— begin Material to process —

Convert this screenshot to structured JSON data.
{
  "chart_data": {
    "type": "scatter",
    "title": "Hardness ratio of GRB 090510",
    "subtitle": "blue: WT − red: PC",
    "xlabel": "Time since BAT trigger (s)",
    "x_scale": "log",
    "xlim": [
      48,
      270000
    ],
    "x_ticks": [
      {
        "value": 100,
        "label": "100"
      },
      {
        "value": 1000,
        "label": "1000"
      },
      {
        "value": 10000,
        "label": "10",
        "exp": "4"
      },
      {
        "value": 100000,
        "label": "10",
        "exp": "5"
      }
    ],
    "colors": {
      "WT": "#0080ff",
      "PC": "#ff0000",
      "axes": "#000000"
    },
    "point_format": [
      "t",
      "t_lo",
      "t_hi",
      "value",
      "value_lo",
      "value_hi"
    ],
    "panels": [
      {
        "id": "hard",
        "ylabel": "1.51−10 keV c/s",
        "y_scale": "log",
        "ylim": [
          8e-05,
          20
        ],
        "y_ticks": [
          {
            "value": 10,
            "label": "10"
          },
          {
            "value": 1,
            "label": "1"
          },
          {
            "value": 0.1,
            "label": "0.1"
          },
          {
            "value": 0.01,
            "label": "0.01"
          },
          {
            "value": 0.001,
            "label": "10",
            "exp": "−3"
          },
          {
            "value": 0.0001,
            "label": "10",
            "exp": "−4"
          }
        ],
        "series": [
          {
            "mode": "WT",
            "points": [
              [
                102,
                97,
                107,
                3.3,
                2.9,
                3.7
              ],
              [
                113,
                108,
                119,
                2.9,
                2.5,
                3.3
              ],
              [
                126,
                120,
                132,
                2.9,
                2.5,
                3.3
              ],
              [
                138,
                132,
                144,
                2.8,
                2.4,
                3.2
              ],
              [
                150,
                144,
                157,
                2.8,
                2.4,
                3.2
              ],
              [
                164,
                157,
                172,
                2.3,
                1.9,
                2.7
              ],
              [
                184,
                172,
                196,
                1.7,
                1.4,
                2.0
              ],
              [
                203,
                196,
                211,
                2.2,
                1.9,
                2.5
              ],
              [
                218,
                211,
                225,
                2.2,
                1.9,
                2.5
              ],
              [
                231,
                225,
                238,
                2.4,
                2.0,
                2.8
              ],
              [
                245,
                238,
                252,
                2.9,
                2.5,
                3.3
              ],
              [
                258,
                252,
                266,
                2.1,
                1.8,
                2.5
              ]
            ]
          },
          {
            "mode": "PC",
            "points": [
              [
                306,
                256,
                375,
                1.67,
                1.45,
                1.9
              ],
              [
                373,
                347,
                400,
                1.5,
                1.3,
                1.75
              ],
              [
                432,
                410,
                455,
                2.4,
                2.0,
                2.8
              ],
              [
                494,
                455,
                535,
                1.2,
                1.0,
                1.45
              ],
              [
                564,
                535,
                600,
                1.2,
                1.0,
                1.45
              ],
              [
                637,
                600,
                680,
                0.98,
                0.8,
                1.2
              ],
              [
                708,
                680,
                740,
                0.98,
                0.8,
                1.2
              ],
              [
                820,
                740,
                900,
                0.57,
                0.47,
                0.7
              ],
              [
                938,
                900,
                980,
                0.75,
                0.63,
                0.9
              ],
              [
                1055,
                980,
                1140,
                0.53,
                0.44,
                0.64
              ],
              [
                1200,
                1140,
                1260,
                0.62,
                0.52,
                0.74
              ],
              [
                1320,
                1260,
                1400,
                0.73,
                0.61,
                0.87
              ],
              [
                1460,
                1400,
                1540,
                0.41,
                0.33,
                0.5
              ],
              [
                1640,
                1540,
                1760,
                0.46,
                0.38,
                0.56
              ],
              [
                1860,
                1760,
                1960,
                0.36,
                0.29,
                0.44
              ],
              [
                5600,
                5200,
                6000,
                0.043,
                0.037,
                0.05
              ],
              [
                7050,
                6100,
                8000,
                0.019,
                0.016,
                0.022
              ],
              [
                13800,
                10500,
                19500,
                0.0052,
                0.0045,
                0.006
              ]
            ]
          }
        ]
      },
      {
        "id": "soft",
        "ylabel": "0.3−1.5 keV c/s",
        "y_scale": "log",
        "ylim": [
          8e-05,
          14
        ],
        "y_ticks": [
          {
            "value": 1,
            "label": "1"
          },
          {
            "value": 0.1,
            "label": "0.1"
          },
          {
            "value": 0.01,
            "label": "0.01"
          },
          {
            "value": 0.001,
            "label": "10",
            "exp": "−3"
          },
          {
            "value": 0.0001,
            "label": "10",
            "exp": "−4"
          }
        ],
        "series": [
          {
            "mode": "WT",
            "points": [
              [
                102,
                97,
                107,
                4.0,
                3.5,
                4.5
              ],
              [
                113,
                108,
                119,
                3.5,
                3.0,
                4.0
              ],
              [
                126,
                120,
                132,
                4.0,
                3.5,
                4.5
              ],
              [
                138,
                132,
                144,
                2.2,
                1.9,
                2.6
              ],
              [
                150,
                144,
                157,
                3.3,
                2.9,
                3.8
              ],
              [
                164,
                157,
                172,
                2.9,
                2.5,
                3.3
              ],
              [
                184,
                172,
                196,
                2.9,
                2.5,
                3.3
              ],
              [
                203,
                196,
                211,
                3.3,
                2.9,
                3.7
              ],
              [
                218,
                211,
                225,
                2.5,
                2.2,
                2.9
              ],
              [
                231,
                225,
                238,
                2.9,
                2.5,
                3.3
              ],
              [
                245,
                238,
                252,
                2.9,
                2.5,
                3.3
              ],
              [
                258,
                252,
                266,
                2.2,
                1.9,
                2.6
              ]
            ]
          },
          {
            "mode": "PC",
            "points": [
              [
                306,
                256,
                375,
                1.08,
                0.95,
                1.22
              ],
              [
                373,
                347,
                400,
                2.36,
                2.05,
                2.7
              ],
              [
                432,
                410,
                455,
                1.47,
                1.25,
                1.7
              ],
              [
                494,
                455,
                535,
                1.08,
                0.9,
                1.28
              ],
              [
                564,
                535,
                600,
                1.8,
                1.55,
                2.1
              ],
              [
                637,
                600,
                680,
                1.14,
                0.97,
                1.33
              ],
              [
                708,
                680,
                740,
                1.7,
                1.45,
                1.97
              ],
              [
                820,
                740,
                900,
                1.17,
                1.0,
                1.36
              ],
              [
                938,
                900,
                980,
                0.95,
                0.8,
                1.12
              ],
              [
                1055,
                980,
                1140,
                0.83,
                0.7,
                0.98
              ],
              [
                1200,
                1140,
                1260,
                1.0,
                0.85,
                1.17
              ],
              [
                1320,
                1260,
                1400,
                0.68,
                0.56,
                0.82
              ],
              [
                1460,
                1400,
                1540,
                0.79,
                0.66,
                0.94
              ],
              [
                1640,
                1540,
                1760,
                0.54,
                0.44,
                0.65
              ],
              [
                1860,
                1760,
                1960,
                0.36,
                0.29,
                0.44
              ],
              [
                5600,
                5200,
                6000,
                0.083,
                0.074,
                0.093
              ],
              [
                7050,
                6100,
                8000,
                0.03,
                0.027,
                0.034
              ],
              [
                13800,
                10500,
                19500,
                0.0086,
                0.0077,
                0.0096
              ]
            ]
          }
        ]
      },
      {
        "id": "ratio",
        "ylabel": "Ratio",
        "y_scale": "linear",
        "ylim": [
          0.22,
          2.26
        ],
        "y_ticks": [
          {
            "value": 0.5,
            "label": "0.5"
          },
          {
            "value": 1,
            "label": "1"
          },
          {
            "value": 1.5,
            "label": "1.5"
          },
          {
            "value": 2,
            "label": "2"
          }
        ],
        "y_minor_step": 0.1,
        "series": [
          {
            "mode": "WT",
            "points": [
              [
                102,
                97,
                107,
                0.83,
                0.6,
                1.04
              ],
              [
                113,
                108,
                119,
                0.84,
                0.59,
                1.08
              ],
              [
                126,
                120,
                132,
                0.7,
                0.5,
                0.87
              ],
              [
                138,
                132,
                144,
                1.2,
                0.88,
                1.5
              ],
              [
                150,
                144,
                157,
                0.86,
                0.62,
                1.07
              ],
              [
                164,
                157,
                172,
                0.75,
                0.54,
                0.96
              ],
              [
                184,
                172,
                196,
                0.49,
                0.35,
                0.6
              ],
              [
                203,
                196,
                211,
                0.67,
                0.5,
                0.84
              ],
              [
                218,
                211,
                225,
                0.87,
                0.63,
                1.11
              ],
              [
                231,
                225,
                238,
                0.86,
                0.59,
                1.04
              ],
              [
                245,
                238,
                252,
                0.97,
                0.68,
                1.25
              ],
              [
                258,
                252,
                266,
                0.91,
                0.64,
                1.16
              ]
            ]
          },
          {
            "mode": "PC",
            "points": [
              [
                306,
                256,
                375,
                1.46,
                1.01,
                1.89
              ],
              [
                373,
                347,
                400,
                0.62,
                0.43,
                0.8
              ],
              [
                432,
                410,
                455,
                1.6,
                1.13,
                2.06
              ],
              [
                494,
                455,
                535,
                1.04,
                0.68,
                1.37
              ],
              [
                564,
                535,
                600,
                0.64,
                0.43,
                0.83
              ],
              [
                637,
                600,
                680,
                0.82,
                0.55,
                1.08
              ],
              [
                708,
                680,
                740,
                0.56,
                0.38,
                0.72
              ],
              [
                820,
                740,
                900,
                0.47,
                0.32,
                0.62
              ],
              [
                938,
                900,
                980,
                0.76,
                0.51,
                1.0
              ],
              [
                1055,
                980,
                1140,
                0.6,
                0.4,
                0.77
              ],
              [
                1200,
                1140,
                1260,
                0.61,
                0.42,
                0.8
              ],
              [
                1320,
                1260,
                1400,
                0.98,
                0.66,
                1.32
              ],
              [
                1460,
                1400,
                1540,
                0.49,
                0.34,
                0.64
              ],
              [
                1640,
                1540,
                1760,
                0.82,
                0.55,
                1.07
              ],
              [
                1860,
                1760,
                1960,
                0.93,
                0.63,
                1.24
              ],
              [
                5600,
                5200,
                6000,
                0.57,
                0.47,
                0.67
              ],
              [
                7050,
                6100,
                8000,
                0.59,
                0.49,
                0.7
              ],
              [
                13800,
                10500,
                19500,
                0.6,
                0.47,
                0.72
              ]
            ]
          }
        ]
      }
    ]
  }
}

— end Material to process —

What is asked
Only the number is wanted: how many lines of the material above include the word "ylabel"?

Result of the exercise
3